| TASK DESCRIPTION |
Every entry that follows should be repeated exactly; drop the images.

↓

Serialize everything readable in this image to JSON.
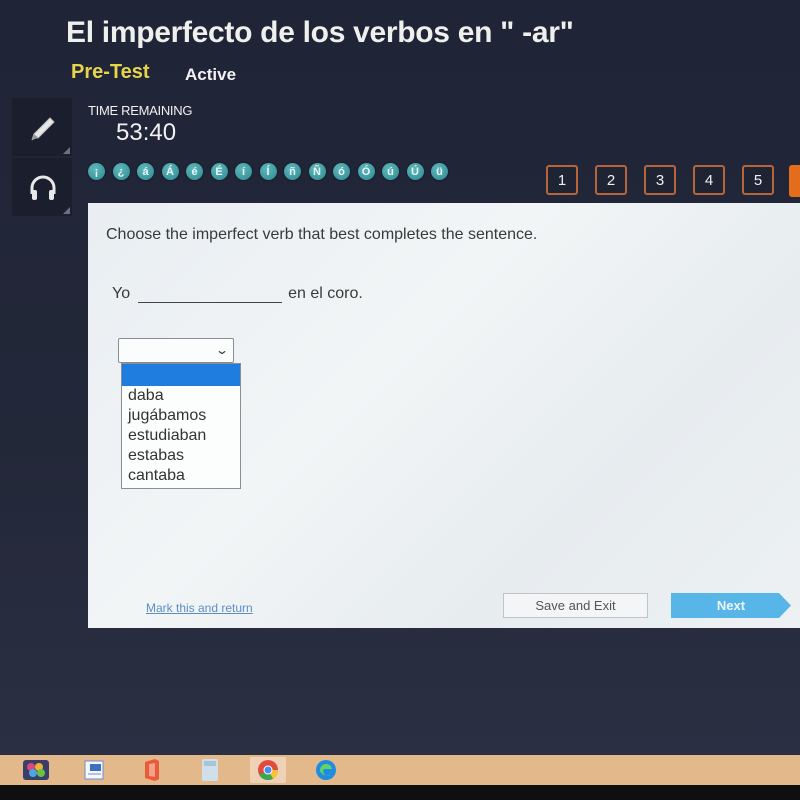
{
  "header": {
    "title": "El imperfecto de los verbos en \" -ar\"",
    "test_type": "Pre-Test",
    "status": "Active",
    "timer": {
      "label": "TIME REMAINING",
      "value": "53:40"
    }
  },
  "tools": [
    {
      "name": "pencil-icon"
    },
    {
      "name": "headphones-icon"
    }
  ],
  "special_characters": [
    "¡",
    "¿",
    "á",
    "Á",
    "é",
    "É",
    "í",
    "Í",
    "ñ",
    "Ñ",
    "ó",
    "Ó",
    "ú",
    "Ú",
    "ü"
  ],
  "question_nav": {
    "items": [
      "1",
      "2",
      "3",
      "4",
      "5"
    ],
    "accent_color": "#e46d1c"
  },
  "question": {
    "prompt": "Choose the imperfect verb that best completes the sentence.",
    "sentence_before": "Yo",
    "sentence_after": "en el coro.",
    "dropdown": {
      "selected": "",
      "options": [
        "",
        "daba",
        "jugábamos",
        "estudiaban",
        "estabas",
        "cantaba"
      ]
    }
  },
  "footer": {
    "mark_label": "Mark this and return",
    "save_label": "Save and Exit",
    "next_label": "Next"
  },
  "taskbar": {
    "apps": [
      "app-launcher-icon",
      "word-icon",
      "office-icon",
      "calculator-icon",
      "chrome-icon",
      "edge-icon"
    ]
  }
}
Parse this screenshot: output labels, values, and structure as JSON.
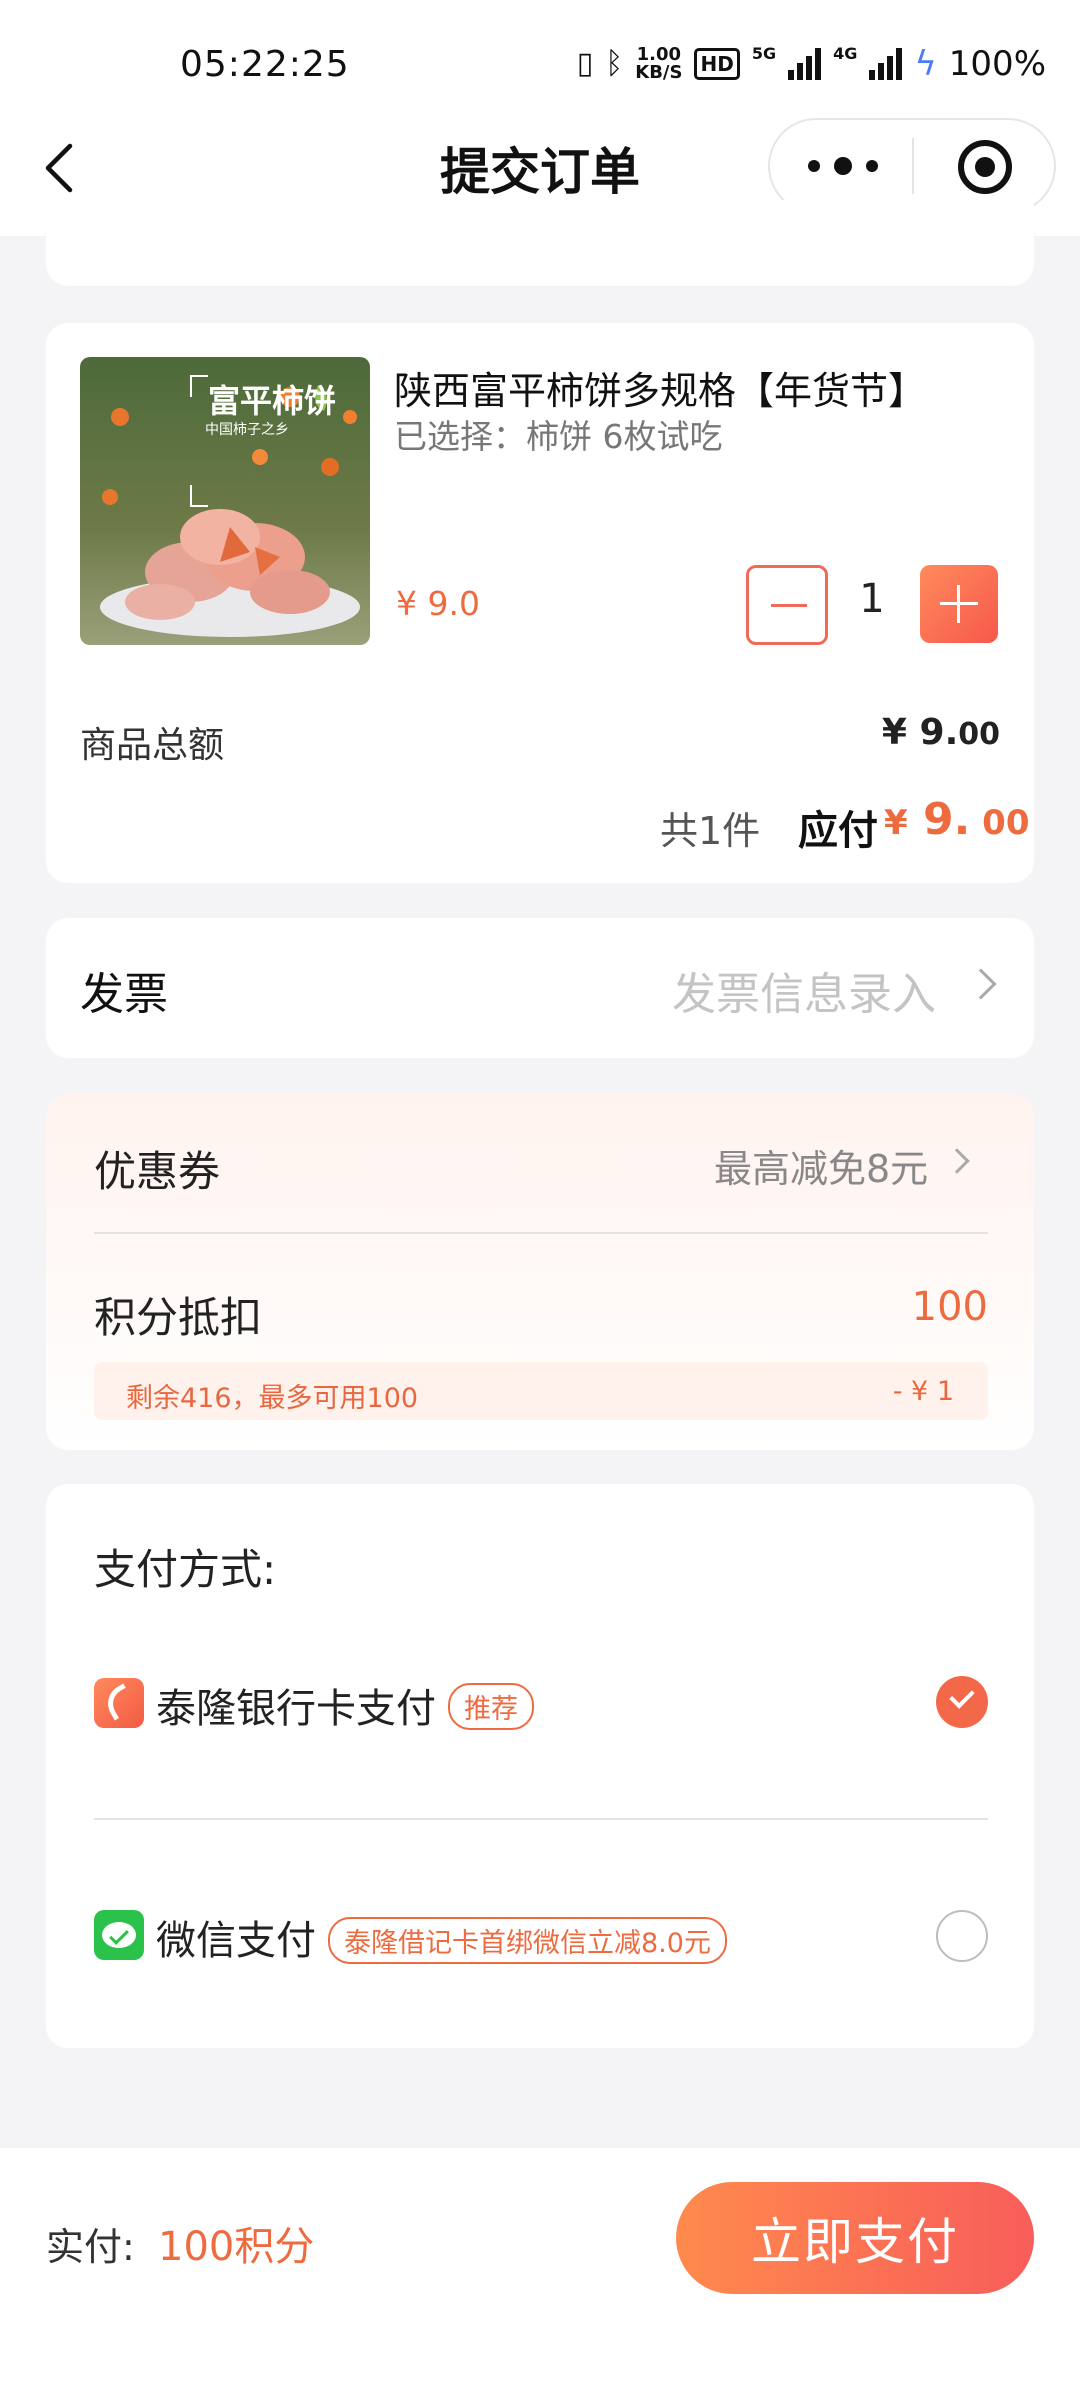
{
  "status_bar": {
    "time": "05:22:25",
    "net_speed_value": "1.00",
    "net_speed_unit": "KB/S",
    "hd_label": "HD",
    "sig1_label": "5G",
    "sig2_label": "4G",
    "battery": "100%"
  },
  "nav": {
    "title": "提交订单"
  },
  "product": {
    "title": "陕西富平柿饼多规格【年货节】",
    "spec": "已选择：柿饼 6枚试吃",
    "price": "¥ 9.0",
    "quantity": "1",
    "image_text": {
      "brand": "富平柿饼",
      "slogan": "中国柿子之乡"
    }
  },
  "summary": {
    "goods_total_label": "商品总额",
    "goods_total_currency": "¥",
    "goods_total_int": "9.",
    "goods_total_dec": "00",
    "count_text": "共1件",
    "payable_label": "应付",
    "payable_currency": "¥",
    "payable_int": "9.",
    "payable_dec": " 00"
  },
  "invoice": {
    "label": "发票",
    "placeholder": "发票信息录入"
  },
  "coupon": {
    "label": "优惠券",
    "value": "最高减免8元"
  },
  "points": {
    "label": "积分抵扣",
    "value": "100",
    "note": "剩余416，最多可用100",
    "deduct": "- ¥ 1"
  },
  "payment": {
    "title": "支付方式:",
    "methods": [
      {
        "label": "泰隆银行卡支付",
        "tag": "推荐",
        "selected": true
      },
      {
        "label": "微信支付",
        "tag": "泰隆借记卡首绑微信立减8.0元",
        "selected": false
      }
    ]
  },
  "footer": {
    "actual_label": "实付:",
    "actual_value": "100积分",
    "pay_button": "立即支付"
  },
  "colors": {
    "accent": "#ee6b40",
    "accent_gradient_start": "#ff8a4d",
    "accent_gradient_end": "#f85d5a",
    "wechat_green": "#2ac24a",
    "background": "#f4f4f6"
  }
}
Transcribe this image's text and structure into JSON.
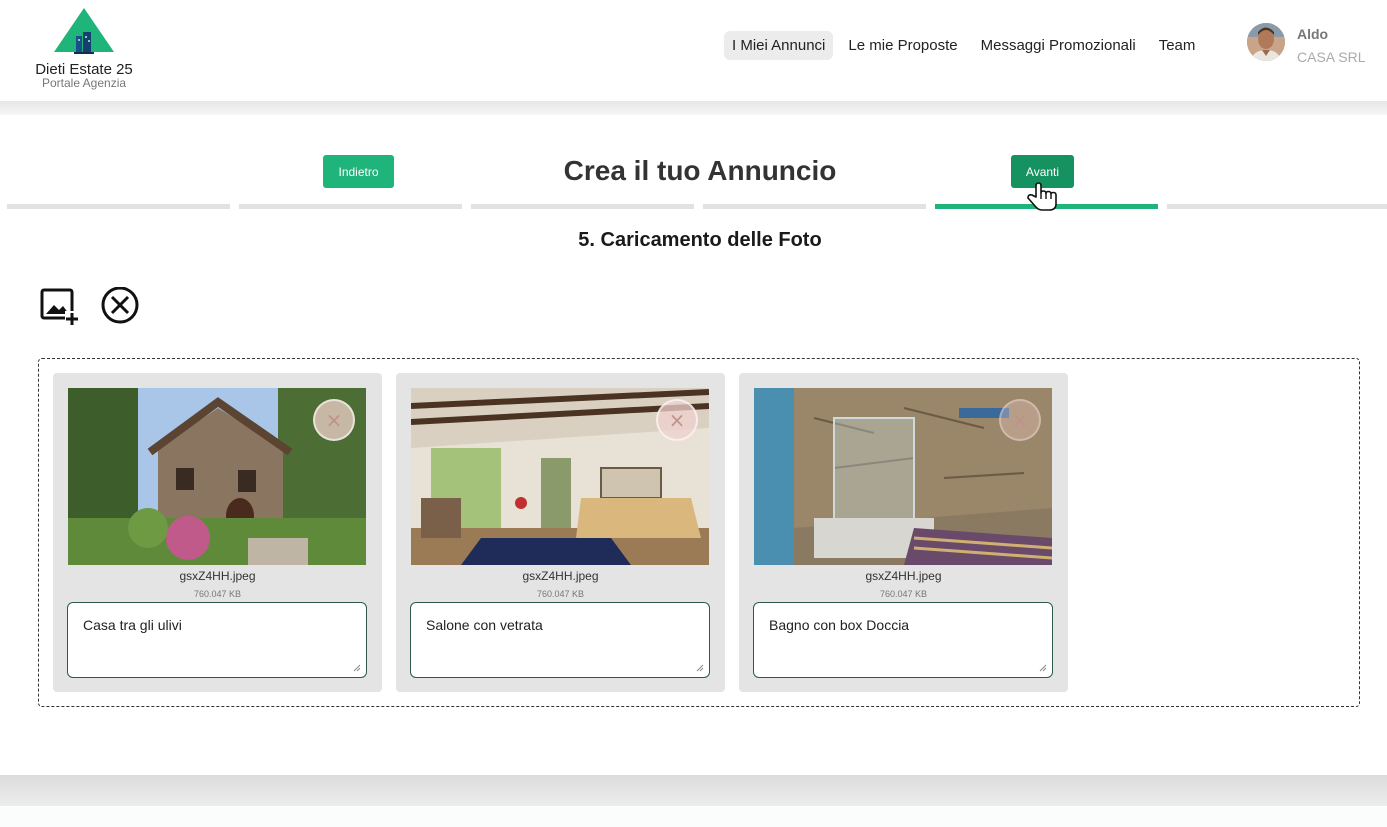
{
  "brand": {
    "name": "Dieti Estate 25",
    "subtitle": "Portale Agenzia",
    "accent": "#1fb47a"
  },
  "nav": {
    "items": [
      {
        "label": "I Miei Annunci",
        "active": true
      },
      {
        "label": "Le mie Proposte",
        "active": false
      },
      {
        "label": "Messaggi Promozionali",
        "active": false
      },
      {
        "label": "Team",
        "active": false
      }
    ]
  },
  "user": {
    "name": "Aldo",
    "company": "CASA SRL"
  },
  "wizard": {
    "title": "Crea il tuo Annuncio",
    "back_label": "Indietro",
    "next_label": "Avanti",
    "steps_total": 6,
    "current_step": 5,
    "section_title": "5. Caricamento delle Foto"
  },
  "toolbar": {
    "add_icon": "add-photo-icon",
    "clear_icon": "circle-x-icon"
  },
  "photos": [
    {
      "filename": "gsxZ4HH.jpeg",
      "size": "760.047 KB",
      "description": "Casa tra gli ulivi"
    },
    {
      "filename": "gsxZ4HH.jpeg",
      "size": "760.047 KB",
      "description": "Salone con vetrata"
    },
    {
      "filename": "gsxZ4HH.jpeg",
      "size": "760.047 KB",
      "description": "Bagno con box Doccia"
    }
  ],
  "remove_glyph": "×"
}
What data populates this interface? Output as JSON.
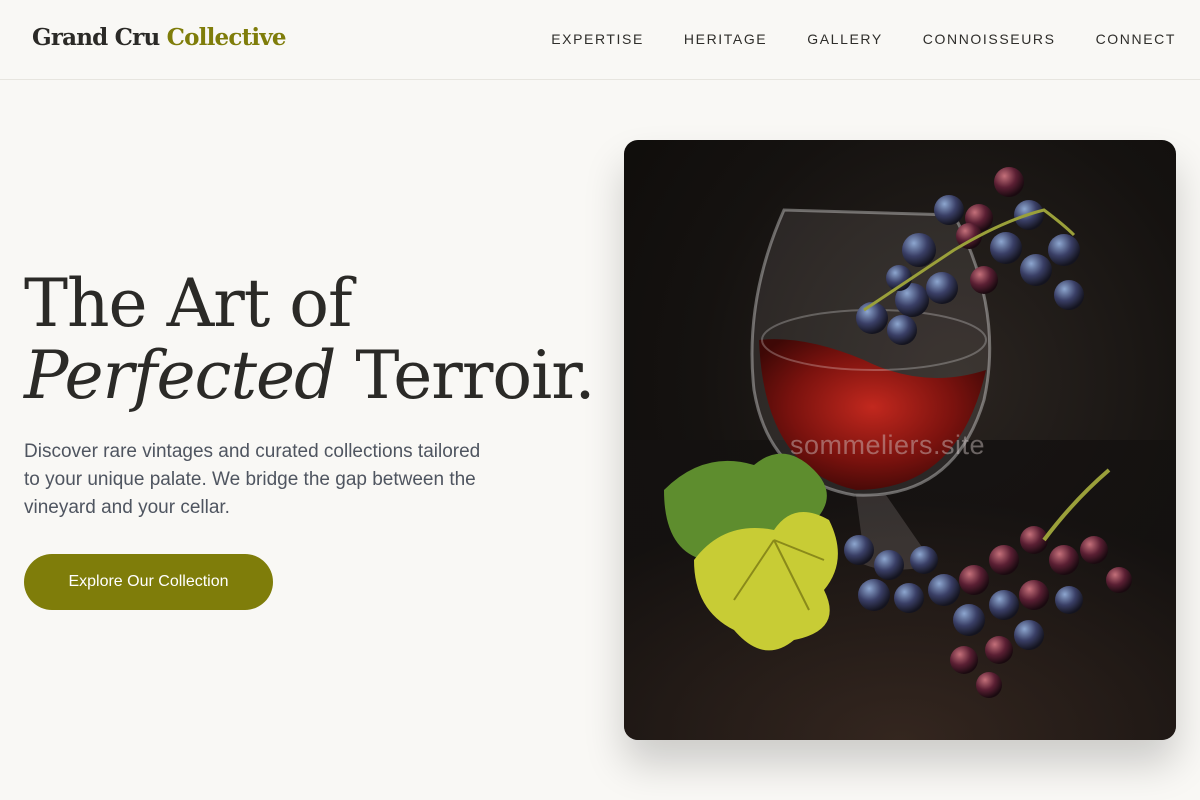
{
  "brand": {
    "name_part1": "Grand Cru",
    "name_part2": "Collective",
    "accent_color": "#7f7d0a"
  },
  "nav": {
    "items": [
      {
        "label": "EXPERTISE"
      },
      {
        "label": "HERITAGE"
      },
      {
        "label": "GALLERY"
      },
      {
        "label": "CONNOISSEURS"
      },
      {
        "label": "CONNECT"
      }
    ]
  },
  "hero": {
    "title_line1": "The Art of",
    "title_italic": "Perfected",
    "title_rest": "Terroir.",
    "subtitle": "Discover rare vintages and curated collections tailored to your unique palate. We bridge the gap between the vineyard and your cellar.",
    "cta_label": "Explore Our Collection"
  },
  "image": {
    "icon": "wine-glass-grapes-photo",
    "watermark": "sommeliers.site"
  }
}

↑

| EXERCISE RESPONSE |
Serialize everything readable in this image to JSON.
{
  "header": {
    "title": "El imperfecto de los verbos en \" -ar\"",
    "test_type": "Pre-Test",
    "status": "Active",
    "timer": {
      "label": "TIME REMAINING",
      "value": "53:40"
    }
  },
  "tools": [
    {
      "name": "pencil-icon"
    },
    {
      "name": "headphones-icon"
    }
  ],
  "special_characters": [
    "¡",
    "¿",
    "á",
    "Á",
    "é",
    "É",
    "í",
    "Í",
    "ñ",
    "Ñ",
    "ó",
    "Ó",
    "ú",
    "Ú",
    "ü"
  ],
  "question_nav": {
    "items": [
      "1",
      "2",
      "3",
      "4",
      "5"
    ],
    "accent_color": "#e46d1c"
  },
  "question": {
    "prompt": "Choose the imperfect verb that best completes the sentence.",
    "sentence_before": "Yo",
    "sentence_after": "en el coro.",
    "dropdown": {
      "selected": "",
      "options": [
        "",
        "daba",
        "jugábamos",
        "estudiaban",
        "estabas",
        "cantaba"
      ]
    }
  },
  "footer": {
    "mark_label": "Mark this and return",
    "save_label": "Save and Exit",
    "next_label": "Next"
  },
  "taskbar": {
    "apps": [
      "app-launcher-icon",
      "word-icon",
      "office-icon",
      "calculator-icon",
      "chrome-icon",
      "edge-icon"
    ]
  }
}
Parse this screenshot: output labels, values, and structure as JSON.
{
  "status_bar": {
    "time": "05:22:25",
    "net_speed_value": "1.00",
    "net_speed_unit": "KB/S",
    "hd_label": "HD",
    "sig1_label": "5G",
    "sig2_label": "4G",
    "battery": "100%"
  },
  "nav": {
    "title": "提交订单"
  },
  "product": {
    "title": "陕西富平柿饼多规格【年货节】",
    "spec": "已选择：柿饼 6枚试吃",
    "price": "¥ 9.0",
    "quantity": "1",
    "image_text": {
      "brand": "富平柿饼",
      "slogan": "中国柿子之乡"
    }
  },
  "summary": {
    "goods_total_label": "商品总额",
    "goods_total_currency": "¥",
    "goods_total_int": "9.",
    "goods_total_dec": "00",
    "count_text": "共1件",
    "payable_label": "应付",
    "payable_currency": "¥",
    "payable_int": "9.",
    "payable_dec": " 00"
  },
  "invoice": {
    "label": "发票",
    "placeholder": "发票信息录入"
  },
  "coupon": {
    "label": "优惠券",
    "value": "最高减免8元"
  },
  "points": {
    "label": "积分抵扣",
    "value": "100",
    "note": "剩余416，最多可用100",
    "deduct": "- ¥ 1"
  },
  "payment": {
    "title": "支付方式:",
    "methods": [
      {
        "label": "泰隆银行卡支付",
        "tag": "推荐",
        "selected": true
      },
      {
        "label": "微信支付",
        "tag": "泰隆借记卡首绑微信立减8.0元",
        "selected": false
      }
    ]
  },
  "footer": {
    "actual_label": "实付:",
    "actual_value": "100积分",
    "pay_button": "立即支付"
  },
  "colors": {
    "accent": "#ee6b40",
    "accent_gradient_start": "#ff8a4d",
    "accent_gradient_end": "#f85d5a",
    "wechat_green": "#2ac24a",
    "background": "#f4f4f6"
  }
}
Transcribe this image's text and structure into JSON.
{
  "brand": {
    "name": "Dieti Estate 25",
    "subtitle": "Portale Agenzia",
    "accent": "#1fb47a"
  },
  "nav": {
    "items": [
      {
        "label": "I Miei Annunci",
        "active": true
      },
      {
        "label": "Le mie Proposte",
        "active": false
      },
      {
        "label": "Messaggi Promozionali",
        "active": false
      },
      {
        "label": "Team",
        "active": false
      }
    ]
  },
  "user": {
    "name": "Aldo",
    "company": "CASA SRL"
  },
  "wizard": {
    "title": "Crea il tuo Annuncio",
    "back_label": "Indietro",
    "next_label": "Avanti",
    "steps_total": 6,
    "current_step": 5,
    "section_title": "5. Caricamento delle Foto"
  },
  "toolbar": {
    "add_icon": "add-photo-icon",
    "clear_icon": "circle-x-icon"
  },
  "photos": [
    {
      "filename": "gsxZ4HH.jpeg",
      "size": "760.047 KB",
      "description": "Casa tra gli ulivi"
    },
    {
      "filename": "gsxZ4HH.jpeg",
      "size": "760.047 KB",
      "description": "Salone con vetrata"
    },
    {
      "filename": "gsxZ4HH.jpeg",
      "size": "760.047 KB",
      "description": "Bagno con box Doccia"
    }
  ],
  "remove_glyph": "×"
}
What data populates this interface? Output as JSON.
{
  "brand": {
    "name_part1": "Grand Cru",
    "name_part2": "Collective",
    "accent_color": "#7f7d0a"
  },
  "nav": {
    "items": [
      {
        "label": "EXPERTISE"
      },
      {
        "label": "HERITAGE"
      },
      {
        "label": "GALLERY"
      },
      {
        "label": "CONNOISSEURS"
      },
      {
        "label": "CONNECT"
      }
    ]
  },
  "hero": {
    "title_line1": "The Art of",
    "title_italic": "Perfected",
    "title_rest": "Terroir.",
    "subtitle": "Discover rare vintages and curated collections tailored to your unique palate. We bridge the gap between the vineyard and your cellar.",
    "cta_label": "Explore Our Collection"
  },
  "image": {
    "icon": "wine-glass-grapes-photo",
    "watermark": "sommeliers.site"
  }
}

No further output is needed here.